- WORK TO COMPLETE: Print the entries in full, word for word, but not the pictures.

(Records excerpted from a collection)
* start *

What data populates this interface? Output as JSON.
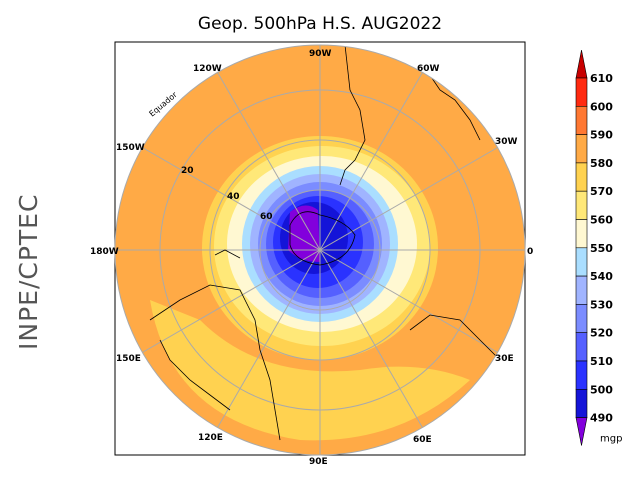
{
  "title": "Geop. 500hPa H.S. AUG2022",
  "side_label": "INPE/CPTEC",
  "longitude_labels": [
    "90W",
    "60W",
    "30W",
    "0",
    "30E",
    "60E",
    "90E",
    "120E",
    "150E",
    "180W",
    "150W",
    "120W"
  ],
  "latitude_labels": [
    "Equador",
    "20",
    "40",
    "60"
  ],
  "colorbar": {
    "unit": "mgp",
    "levels": [
      "610",
      "600",
      "590",
      "580",
      "570",
      "560",
      "550",
      "540",
      "530",
      "520",
      "510",
      "500",
      "490"
    ],
    "colors": [
      "#c80000",
      "#ff2a10",
      "#ff7832",
      "#ffaa46",
      "#ffd250",
      "#ffe878",
      "#fff8d2",
      "#aadeff",
      "#a0b4ff",
      "#7b8cff",
      "#5560ff",
      "#2a32ff",
      "#1414d8",
      "#8200dc"
    ]
  }
}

* end *

- FINISHED ANSWER:
What data populates this interface? Output as JSON.
{
  "title": "Geop. 500hPa H.S. AUG2022",
  "side_label": "INPE/CPTEC",
  "longitude_labels": [
    "90W",
    "60W",
    "30W",
    "0",
    "30E",
    "60E",
    "90E",
    "120E",
    "150E",
    "180W",
    "150W",
    "120W"
  ],
  "latitude_labels": [
    "Equador",
    "20",
    "40",
    "60"
  ],
  "colorbar": {
    "unit": "mgp",
    "levels": [
      "610",
      "600",
      "590",
      "580",
      "570",
      "560",
      "550",
      "540",
      "530",
      "520",
      "510",
      "500",
      "490"
    ],
    "colors": [
      "#c80000",
      "#ff2a10",
      "#ff7832",
      "#ffaa46",
      "#ffd250",
      "#ffe878",
      "#fff8d2",
      "#aadeff",
      "#a0b4ff",
      "#7b8cff",
      "#5560ff",
      "#2a32ff",
      "#1414d8",
      "#8200dc"
    ]
  }
}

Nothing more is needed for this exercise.